Aim
Go through the entries below and pick out every line with "order".

------ The data ------

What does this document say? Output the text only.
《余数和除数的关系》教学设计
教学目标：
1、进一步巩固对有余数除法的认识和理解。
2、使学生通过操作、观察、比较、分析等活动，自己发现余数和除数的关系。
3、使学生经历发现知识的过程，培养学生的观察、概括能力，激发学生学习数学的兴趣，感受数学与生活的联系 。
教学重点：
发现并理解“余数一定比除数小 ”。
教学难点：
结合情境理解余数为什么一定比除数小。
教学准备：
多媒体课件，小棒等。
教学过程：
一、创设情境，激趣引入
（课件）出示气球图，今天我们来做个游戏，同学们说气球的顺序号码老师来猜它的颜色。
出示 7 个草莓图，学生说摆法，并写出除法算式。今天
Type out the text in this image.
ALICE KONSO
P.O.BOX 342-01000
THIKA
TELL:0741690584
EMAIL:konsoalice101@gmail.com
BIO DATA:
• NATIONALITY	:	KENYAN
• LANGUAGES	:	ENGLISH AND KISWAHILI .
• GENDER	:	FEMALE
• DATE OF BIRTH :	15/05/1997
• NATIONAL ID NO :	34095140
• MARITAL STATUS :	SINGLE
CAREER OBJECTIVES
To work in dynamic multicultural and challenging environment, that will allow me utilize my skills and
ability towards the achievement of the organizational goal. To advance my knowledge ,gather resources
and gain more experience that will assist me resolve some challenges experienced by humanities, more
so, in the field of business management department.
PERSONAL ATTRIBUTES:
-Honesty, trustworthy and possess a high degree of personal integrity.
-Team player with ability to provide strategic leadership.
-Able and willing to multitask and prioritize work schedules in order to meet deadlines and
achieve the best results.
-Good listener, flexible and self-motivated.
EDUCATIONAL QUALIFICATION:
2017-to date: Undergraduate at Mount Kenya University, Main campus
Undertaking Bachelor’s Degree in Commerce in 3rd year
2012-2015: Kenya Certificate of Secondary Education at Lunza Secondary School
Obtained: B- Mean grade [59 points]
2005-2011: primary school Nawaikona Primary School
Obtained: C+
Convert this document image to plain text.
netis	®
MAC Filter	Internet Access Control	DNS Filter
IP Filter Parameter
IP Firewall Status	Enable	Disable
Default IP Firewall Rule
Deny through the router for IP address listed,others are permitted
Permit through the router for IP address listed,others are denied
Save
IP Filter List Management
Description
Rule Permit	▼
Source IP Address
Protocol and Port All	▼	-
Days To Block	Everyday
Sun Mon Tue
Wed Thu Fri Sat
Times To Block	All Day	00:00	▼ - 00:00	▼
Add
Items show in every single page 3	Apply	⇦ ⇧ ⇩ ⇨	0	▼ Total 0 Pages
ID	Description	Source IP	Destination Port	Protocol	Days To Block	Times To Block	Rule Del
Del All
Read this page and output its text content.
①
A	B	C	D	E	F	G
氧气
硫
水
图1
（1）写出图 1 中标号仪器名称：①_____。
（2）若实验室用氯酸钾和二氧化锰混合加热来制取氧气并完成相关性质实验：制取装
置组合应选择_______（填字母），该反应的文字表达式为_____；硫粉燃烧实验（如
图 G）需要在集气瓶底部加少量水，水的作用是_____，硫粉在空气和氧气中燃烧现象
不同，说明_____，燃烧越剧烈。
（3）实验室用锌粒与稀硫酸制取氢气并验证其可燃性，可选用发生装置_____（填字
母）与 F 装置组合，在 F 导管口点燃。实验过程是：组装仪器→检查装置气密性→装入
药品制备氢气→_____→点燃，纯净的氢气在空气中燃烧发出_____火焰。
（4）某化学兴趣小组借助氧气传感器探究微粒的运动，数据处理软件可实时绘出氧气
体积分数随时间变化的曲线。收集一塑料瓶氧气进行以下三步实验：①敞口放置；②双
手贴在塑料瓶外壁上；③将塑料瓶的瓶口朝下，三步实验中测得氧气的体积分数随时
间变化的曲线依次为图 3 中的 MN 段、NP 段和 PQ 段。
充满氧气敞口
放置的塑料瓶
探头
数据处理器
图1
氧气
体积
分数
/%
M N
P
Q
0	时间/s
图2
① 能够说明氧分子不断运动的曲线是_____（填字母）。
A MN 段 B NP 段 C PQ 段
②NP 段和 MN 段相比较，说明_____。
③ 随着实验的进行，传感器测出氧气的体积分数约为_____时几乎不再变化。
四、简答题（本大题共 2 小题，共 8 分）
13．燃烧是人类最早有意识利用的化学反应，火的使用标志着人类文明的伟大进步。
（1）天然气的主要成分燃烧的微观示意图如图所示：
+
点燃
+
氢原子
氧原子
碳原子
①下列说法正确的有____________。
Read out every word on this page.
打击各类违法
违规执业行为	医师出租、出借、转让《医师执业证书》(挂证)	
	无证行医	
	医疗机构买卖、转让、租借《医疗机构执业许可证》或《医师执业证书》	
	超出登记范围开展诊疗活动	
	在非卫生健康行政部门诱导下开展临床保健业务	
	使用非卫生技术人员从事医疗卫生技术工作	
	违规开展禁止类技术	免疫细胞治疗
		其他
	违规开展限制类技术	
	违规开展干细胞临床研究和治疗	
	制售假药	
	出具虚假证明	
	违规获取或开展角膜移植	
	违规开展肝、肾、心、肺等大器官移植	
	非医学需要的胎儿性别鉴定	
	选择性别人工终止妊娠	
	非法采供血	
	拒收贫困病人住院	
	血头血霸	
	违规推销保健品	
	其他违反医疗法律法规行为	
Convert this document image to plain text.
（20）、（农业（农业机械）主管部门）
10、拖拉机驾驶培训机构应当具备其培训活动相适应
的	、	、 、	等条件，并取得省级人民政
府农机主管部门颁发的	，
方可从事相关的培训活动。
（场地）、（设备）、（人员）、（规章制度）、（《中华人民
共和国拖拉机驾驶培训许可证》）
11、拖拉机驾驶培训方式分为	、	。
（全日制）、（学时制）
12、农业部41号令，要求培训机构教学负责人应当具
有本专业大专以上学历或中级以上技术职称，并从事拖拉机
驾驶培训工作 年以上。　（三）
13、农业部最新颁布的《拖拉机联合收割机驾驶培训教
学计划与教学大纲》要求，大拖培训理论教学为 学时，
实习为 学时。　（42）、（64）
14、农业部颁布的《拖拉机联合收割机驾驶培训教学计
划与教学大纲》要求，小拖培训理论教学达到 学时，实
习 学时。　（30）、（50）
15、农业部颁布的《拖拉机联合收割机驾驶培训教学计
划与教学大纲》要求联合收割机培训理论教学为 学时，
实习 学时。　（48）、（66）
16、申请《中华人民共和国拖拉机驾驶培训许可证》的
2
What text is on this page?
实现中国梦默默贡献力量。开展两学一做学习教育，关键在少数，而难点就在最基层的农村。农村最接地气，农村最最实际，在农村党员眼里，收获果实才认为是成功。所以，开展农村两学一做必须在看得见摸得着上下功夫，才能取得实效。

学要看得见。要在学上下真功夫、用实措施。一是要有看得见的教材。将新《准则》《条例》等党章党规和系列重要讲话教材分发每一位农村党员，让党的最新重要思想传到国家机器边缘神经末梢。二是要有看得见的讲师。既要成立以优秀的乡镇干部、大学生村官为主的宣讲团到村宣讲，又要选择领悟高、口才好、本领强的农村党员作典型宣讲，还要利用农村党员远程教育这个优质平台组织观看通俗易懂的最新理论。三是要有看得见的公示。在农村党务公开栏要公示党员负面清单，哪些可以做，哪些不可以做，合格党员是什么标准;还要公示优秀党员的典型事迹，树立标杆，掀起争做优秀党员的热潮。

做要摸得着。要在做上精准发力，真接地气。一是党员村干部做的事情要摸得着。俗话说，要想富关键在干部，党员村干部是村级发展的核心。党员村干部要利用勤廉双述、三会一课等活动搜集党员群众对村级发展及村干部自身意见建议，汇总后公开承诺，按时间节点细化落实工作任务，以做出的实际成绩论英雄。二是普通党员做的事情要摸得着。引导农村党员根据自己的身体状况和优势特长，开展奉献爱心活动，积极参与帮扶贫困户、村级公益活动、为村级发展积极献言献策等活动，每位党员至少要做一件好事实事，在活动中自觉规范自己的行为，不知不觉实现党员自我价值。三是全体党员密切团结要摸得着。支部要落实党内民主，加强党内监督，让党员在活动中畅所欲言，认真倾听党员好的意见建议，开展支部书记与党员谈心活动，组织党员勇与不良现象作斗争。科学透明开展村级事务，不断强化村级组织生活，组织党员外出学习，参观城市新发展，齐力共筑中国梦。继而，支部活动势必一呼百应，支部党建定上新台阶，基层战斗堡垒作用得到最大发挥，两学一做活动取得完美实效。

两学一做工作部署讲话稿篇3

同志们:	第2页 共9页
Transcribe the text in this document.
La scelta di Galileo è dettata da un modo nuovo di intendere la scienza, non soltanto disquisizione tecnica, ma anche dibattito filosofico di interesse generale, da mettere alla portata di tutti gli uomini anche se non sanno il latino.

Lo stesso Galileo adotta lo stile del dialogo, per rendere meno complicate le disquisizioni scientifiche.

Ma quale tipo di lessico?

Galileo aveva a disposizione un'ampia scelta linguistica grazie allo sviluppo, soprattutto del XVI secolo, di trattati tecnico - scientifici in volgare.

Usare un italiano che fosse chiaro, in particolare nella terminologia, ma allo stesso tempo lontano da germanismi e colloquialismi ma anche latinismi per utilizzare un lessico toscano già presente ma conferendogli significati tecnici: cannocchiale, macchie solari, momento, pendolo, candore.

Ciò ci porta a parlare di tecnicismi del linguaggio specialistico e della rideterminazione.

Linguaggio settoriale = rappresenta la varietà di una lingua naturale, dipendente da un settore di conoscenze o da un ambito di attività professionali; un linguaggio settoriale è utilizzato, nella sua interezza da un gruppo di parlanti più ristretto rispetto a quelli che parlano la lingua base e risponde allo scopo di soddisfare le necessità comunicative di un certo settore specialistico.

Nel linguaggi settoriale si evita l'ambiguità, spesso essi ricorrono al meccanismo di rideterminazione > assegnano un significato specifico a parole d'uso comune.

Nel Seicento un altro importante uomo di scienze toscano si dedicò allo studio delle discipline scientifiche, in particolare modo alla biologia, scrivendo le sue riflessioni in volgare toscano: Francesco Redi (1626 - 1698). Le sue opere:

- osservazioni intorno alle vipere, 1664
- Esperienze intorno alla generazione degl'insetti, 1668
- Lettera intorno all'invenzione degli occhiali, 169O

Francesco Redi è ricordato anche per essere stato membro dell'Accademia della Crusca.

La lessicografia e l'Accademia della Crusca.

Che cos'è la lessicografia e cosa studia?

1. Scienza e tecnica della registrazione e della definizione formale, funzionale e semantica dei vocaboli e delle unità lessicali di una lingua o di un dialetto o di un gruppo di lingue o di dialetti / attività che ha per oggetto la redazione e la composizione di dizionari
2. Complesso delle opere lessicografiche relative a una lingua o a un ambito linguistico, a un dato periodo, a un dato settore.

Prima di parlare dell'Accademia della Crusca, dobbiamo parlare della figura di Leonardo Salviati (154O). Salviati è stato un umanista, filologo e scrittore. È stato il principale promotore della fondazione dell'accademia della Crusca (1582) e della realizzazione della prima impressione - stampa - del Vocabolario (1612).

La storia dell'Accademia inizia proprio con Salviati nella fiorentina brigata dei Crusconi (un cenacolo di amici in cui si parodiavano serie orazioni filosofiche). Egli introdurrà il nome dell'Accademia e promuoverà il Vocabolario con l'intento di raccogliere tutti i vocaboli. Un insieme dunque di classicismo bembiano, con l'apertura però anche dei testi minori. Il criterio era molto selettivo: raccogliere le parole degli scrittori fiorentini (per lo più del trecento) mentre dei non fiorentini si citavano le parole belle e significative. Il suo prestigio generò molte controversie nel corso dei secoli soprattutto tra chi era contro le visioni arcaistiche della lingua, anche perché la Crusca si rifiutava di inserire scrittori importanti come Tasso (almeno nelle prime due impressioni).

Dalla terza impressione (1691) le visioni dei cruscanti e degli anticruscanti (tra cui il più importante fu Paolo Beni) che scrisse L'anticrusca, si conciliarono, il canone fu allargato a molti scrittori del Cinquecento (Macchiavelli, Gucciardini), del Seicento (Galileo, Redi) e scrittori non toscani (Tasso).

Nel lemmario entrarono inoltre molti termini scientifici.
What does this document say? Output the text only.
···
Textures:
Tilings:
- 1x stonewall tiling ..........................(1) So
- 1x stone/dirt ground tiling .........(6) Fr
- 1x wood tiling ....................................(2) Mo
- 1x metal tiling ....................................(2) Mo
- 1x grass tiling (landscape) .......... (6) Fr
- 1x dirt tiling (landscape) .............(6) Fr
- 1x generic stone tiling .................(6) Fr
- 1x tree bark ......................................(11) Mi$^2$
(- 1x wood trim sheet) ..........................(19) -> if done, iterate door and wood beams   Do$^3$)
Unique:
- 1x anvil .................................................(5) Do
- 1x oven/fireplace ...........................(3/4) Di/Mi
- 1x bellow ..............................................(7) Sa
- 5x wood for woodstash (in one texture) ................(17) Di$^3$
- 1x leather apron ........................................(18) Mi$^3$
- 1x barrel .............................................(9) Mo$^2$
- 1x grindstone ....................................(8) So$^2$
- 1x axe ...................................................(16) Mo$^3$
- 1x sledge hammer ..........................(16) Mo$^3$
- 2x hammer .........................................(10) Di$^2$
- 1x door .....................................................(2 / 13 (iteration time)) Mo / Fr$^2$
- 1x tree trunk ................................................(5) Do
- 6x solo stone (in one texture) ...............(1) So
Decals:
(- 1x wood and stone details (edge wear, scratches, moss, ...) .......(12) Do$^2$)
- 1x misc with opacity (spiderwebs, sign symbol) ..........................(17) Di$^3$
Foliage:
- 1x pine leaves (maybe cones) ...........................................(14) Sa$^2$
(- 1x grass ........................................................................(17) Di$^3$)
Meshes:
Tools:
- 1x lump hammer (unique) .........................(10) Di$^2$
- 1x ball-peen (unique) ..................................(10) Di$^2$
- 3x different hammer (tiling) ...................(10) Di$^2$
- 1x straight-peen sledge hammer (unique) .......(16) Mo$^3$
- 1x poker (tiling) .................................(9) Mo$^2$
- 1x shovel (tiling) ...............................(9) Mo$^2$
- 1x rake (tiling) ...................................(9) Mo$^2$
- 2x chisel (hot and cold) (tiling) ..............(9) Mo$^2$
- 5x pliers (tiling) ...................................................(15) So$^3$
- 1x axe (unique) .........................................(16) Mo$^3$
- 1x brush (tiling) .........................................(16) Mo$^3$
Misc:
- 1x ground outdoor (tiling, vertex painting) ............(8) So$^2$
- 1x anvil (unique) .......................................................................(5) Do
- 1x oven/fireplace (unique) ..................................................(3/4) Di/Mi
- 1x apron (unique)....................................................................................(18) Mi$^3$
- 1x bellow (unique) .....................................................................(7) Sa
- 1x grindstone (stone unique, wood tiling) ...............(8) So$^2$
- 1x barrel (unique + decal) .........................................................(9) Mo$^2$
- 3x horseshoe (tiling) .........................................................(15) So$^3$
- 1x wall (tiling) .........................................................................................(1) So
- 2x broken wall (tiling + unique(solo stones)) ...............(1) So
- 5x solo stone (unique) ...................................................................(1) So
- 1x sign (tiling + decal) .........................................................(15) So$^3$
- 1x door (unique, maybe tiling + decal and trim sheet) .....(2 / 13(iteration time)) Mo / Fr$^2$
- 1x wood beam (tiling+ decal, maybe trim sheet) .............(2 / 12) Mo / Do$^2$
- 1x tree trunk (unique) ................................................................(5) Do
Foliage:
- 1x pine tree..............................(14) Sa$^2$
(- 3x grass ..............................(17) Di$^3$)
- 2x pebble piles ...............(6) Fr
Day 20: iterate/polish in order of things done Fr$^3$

------

Correct result
-Able and willing to multitask and prioritize work schedules in order to meet deadlines and
Day 20: iterate/polish in order of things done Fr$^3$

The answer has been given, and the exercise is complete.